The records below must be retyped exactly.
═══ Records supplied ═══
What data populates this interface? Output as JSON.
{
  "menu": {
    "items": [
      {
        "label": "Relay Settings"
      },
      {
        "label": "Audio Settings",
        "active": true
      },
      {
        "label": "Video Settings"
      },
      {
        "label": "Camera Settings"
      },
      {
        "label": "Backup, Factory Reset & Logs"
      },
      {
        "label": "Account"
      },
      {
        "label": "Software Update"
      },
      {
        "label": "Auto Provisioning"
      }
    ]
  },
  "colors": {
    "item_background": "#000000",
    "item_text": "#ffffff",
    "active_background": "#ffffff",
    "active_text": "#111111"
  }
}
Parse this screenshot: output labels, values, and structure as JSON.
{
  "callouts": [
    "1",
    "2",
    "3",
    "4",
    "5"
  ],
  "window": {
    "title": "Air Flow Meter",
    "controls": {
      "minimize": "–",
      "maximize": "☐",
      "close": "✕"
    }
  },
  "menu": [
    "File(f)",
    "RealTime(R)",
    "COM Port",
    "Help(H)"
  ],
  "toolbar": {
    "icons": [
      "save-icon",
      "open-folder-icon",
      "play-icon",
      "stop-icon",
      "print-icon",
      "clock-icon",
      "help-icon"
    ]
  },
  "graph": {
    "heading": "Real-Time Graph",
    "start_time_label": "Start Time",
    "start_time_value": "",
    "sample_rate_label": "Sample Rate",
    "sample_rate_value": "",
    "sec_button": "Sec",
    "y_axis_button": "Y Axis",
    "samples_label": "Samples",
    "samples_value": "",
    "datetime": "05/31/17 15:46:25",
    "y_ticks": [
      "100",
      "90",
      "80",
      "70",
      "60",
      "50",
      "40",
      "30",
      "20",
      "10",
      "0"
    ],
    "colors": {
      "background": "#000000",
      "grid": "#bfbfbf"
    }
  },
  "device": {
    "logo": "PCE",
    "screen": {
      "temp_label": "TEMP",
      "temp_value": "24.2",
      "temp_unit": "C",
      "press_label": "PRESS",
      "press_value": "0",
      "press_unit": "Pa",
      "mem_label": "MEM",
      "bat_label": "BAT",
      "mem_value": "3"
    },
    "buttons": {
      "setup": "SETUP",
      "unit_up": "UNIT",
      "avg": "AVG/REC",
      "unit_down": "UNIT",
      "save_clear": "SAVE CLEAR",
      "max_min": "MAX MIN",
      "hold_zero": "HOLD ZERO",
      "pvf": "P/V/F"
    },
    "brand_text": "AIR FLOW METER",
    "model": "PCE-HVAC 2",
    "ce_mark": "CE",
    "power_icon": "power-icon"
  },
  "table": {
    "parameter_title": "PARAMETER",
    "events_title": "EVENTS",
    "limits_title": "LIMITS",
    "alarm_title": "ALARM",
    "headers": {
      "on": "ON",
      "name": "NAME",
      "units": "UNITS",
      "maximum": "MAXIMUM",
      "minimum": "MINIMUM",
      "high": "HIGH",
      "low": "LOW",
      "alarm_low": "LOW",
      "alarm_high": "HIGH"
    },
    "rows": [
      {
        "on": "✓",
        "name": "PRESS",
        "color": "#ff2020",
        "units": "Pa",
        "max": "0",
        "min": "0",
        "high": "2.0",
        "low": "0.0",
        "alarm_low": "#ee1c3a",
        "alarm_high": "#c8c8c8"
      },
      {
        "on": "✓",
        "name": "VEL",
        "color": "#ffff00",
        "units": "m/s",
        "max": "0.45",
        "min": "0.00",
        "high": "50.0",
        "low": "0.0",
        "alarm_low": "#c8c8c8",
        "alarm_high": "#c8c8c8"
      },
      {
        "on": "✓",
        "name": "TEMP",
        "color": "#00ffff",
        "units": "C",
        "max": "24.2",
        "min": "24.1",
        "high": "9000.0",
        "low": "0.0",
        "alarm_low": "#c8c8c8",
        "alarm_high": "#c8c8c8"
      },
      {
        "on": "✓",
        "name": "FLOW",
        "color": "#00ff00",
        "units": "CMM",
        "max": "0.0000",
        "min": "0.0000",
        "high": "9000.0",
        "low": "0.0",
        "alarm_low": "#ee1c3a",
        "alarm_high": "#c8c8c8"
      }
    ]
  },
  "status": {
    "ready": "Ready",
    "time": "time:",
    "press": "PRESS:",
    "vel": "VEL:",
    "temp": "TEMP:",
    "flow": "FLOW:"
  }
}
═══
▶ Correct output
What data populates this interface? Output as JSON.
{
  "menu": {
    "items": [
      {
        "label": "Relay Settings"
      },
      {
        "label": "Audio Settings",
        "active": true
      },
      {
        "label": "Video Settings"
      },
      {
        "label": "Camera Settings"
      },
      {
        "label": "Backup, Factory Reset & Logs"
      },
      {
        "label": "Account"
      },
      {
        "label": "Software Update"
      },
      {
        "label": "Auto Provisioning"
      }
    ]
  },
  "colors": {
    "item_background": "#000000",
    "item_text": "#ffffff",
    "active_background": "#ffffff",
    "active_text": "#111111"
  }
}
Parse this screenshot: output labels, values, and structure as JSON.
{
  "callouts": [
    "1",
    "2",
    "3",
    "4",
    "5"
  ],
  "window": {
    "title": "Air Flow Meter",
    "controls": {
      "minimize": "–",
      "maximize": "☐",
      "close": "✕"
    }
  },
  "menu": [
    "File(f)",
    "RealTime(R)",
    "COM Port",
    "Help(H)"
  ],
  "toolbar": {
    "icons": [
      "save-icon",
      "open-folder-icon",
      "play-icon",
      "stop-icon",
      "print-icon",
      "clock-icon",
      "help-icon"
    ]
  },
  "graph": {
    "heading": "Real-Time Graph",
    "start_time_label": "Start Time",
    "start_time_value": "",
    "sample_rate_label": "Sample Rate",
    "sample_rate_value": "",
    "sec_button": "Sec",
    "y_axis_button": "Y Axis",
    "samples_label": "Samples",
    "samples_value": "",
    "datetime": "05/31/17 15:46:25",
    "y_ticks": [
      "100",
      "90",
      "80",
      "70",
      "60",
      "50",
      "40",
      "30",
      "20",
      "10",
      "0"
    ],
    "colors": {
      "background": "#000000",
      "grid": "#bfbfbf"
    }
  },
  "device": {
    "logo": "PCE",
    "screen": {
      "temp_label": "TEMP",
      "temp_value": "24.2",
      "temp_unit": "C",
      "press_label": "PRESS",
      "press_value": "0",
      "press_unit": "Pa",
      "mem_label": "MEM",
      "bat_label": "BAT",
      "mem_value": "3"
    },
    "buttons": {
      "setup": "SETUP",
      "unit_up": "UNIT",
      "avg": "AVG/REC",
      "unit_down": "UNIT",
      "save_clear": "SAVE CLEAR",
      "max_min": "MAX MIN",
      "hold_zero": "HOLD ZERO",
      "pvf": "P/V/F"
    },
    "brand_text": "AIR FLOW METER",
    "model": "PCE-HVAC 2",
    "ce_mark": "CE",
    "power_icon": "power-icon"
  },
  "table": {
    "parameter_title": "PARAMETER",
    "events_title": "EVENTS",
    "limits_title": "LIMITS",
    "alarm_title": "ALARM",
    "headers": {
      "on": "ON",
      "name": "NAME",
      "units": "UNITS",
      "maximum": "MAXIMUM",
      "minimum": "MINIMUM",
      "high": "HIGH",
      "low": "LOW",
      "alarm_low": "LOW",
      "alarm_high": "HIGH"
    },
    "rows": [
      {
        "on": "✓",
        "name": "PRESS",
        "color": "#ff2020",
        "units": "Pa",
        "max": "0",
        "min": "0",
        "high": "2.0",
        "low": "0.0",
        "alarm_low": "#ee1c3a",
        "alarm_high": "#c8c8c8"
      },
      {
        "on": "✓",
        "name": "VEL",
        "color": "#ffff00",
        "units": "m/s",
        "max": "0.45",
        "min": "0.00",
        "high": "50.0",
        "low": "0.0",
        "alarm_low": "#c8c8c8",
        "alarm_high": "#c8c8c8"
      },
      {
        "on": "✓",
        "name": "TEMP",
        "color": "#00ffff",
        "units": "C",
        "max": "24.2",
        "min": "24.1",
        "high": "9000.0",
        "low": "0.0",
        "alarm_low": "#c8c8c8",
        "alarm_high": "#c8c8c8"
      },
      {
        "on": "✓",
        "name": "FLOW",
        "color": "#00ff00",
        "units": "CMM",
        "max": "0.0000",
        "min": "0.0000",
        "high": "9000.0",
        "low": "0.0",
        "alarm_low": "#ee1c3a",
        "alarm_high": "#c8c8c8"
      }
    ]
  },
  "status": {
    "ready": "Ready",
    "time": "time:",
    "press": "PRESS:",
    "vel": "VEL:",
    "temp": "TEMP:",
    "flow": "FLOW:"
  }
}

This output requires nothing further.